Stored entries
+ + + +
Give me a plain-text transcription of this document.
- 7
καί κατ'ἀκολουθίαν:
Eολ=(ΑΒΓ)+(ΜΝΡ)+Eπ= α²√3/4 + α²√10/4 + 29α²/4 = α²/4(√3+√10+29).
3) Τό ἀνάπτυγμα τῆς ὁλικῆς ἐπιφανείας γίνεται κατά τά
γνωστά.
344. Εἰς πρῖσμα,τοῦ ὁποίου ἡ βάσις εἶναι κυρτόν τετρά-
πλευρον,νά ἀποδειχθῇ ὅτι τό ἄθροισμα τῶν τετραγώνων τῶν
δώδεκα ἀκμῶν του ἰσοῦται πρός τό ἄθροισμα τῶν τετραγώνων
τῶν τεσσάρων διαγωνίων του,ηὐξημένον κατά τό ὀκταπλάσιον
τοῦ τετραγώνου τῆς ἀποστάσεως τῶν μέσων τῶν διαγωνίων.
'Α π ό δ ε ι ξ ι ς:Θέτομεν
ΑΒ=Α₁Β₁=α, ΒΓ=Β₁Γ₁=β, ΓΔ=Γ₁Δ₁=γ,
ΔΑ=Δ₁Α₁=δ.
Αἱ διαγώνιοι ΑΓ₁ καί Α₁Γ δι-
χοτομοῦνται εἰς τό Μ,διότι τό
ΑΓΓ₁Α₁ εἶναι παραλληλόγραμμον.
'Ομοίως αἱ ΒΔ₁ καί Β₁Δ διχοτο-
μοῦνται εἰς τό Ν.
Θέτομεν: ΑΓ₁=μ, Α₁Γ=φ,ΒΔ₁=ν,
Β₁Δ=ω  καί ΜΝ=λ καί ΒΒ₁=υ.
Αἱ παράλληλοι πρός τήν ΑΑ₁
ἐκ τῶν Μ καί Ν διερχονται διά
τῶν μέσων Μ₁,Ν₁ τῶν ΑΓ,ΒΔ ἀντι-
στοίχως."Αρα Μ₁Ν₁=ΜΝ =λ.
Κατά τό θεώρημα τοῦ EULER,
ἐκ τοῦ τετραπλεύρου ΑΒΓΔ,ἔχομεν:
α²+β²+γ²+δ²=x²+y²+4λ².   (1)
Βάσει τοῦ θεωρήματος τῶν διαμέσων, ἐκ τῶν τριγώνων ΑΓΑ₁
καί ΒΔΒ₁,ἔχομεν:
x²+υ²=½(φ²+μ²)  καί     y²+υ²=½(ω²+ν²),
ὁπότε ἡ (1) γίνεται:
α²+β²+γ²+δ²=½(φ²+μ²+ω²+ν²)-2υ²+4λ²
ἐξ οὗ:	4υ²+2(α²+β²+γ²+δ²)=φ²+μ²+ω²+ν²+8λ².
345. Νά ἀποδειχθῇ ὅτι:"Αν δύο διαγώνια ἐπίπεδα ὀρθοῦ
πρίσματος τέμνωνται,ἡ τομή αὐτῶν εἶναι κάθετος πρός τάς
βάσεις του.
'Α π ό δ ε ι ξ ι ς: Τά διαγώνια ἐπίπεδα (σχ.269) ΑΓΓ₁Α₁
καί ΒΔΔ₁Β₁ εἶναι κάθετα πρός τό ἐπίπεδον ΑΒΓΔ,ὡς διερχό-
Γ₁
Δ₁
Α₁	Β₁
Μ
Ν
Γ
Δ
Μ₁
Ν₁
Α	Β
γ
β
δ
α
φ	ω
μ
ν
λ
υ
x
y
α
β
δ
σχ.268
+ + + +
Written exercise -
Using the exact wording, write out all of the records.

Right answer -
Give me a plain-text transcription of this document.
- 7
καί κατ'ἀκολουθίαν:
Eολ=(ΑΒΓ)+(ΜΝΡ)+Eπ= α²√3/4 + α²√10/4 + 29α²/4 = α²/4(√3+√10+29).
3) Τό ἀνάπτυγμα τῆς ὁλικῆς ἐπιφανείας γίνεται κατά τά
γνωστά.
344. Εἰς πρῖσμα,τοῦ ὁποίου ἡ βάσις εἶναι κυρτόν τετρά-
πλευρον,νά ἀποδειχθῇ ὅτι τό ἄθροισμα τῶν τετραγώνων τῶν
δώδεκα ἀκμῶν του ἰσοῦται πρός τό ἄθροισμα τῶν τετραγώνων
τῶν τεσσάρων διαγωνίων του,ηὐξημένον κατά τό ὀκταπλάσιον
τοῦ τετραγώνου τῆς ἀποστάσεως τῶν μέσων τῶν διαγωνίων.
'Α π ό δ ε ι ξ ι ς:Θέτομεν
ΑΒ=Α₁Β₁=α, ΒΓ=Β₁Γ₁=β, ΓΔ=Γ₁Δ₁=γ,
ΔΑ=Δ₁Α₁=δ.
Αἱ διαγώνιοι ΑΓ₁ καί Α₁Γ δι-
χοτομοῦνται εἰς τό Μ,διότι τό
ΑΓΓ₁Α₁ εἶναι παραλληλόγραμμον.
'Ομοίως αἱ ΒΔ₁ καί Β₁Δ διχοτο-
μοῦνται εἰς τό Ν.
Θέτομεν: ΑΓ₁=μ, Α₁Γ=φ,ΒΔ₁=ν,
Β₁Δ=ω  καί ΜΝ=λ καί ΒΒ₁=υ.
Αἱ παράλληλοι πρός τήν ΑΑ₁
ἐκ τῶν Μ καί Ν διερχονται διά
τῶν μέσων Μ₁,Ν₁ τῶν ΑΓ,ΒΔ ἀντι-
στοίχως."Αρα Μ₁Ν₁=ΜΝ =λ.
Κατά τό θεώρημα τοῦ EULER,
ἐκ τοῦ τετραπλεύρου ΑΒΓΔ,ἔχομεν:
α²+β²+γ²+δ²=x²+y²+4λ².   (1)
Βάσει τοῦ θεωρήματος τῶν διαμέσων, ἐκ τῶν τριγώνων ΑΓΑ₁
καί ΒΔΒ₁,ἔχομεν:
x²+υ²=½(φ²+μ²)  καί     y²+υ²=½(ω²+ν²),
ὁπότε ἡ (1) γίνεται:
α²+β²+γ²+δ²=½(φ²+μ²+ω²+ν²)-2υ²+4λ²
ἐξ οὗ:	4υ²+2(α²+β²+γ²+δ²)=φ²+μ²+ω²+ν²+8λ².
345. Νά ἀποδειχθῇ ὅτι:"Αν δύο διαγώνια ἐπίπεδα ὀρθοῦ
πρίσματος τέμνωνται,ἡ τομή αὐτῶν εἶναι κάθετος πρός τάς
βάσεις του.
'Α π ό δ ε ι ξ ι ς: Τά διαγώνια ἐπίπεδα (σχ.269) ΑΓΓ₁Α₁
καί ΒΔΔ₁Β₁ εἶναι κάθετα πρός τό ἐπίπεδον ΑΒΓΔ,ὡς διερχό-
Γ₁
Δ₁
Α₁	Β₁
Μ
Ν
Γ
Δ
Μ₁
Ν₁
Α	Β
γ
β
δ
α
φ	ω
μ
ν
λ
υ
x
y
α
β
δ
σχ.268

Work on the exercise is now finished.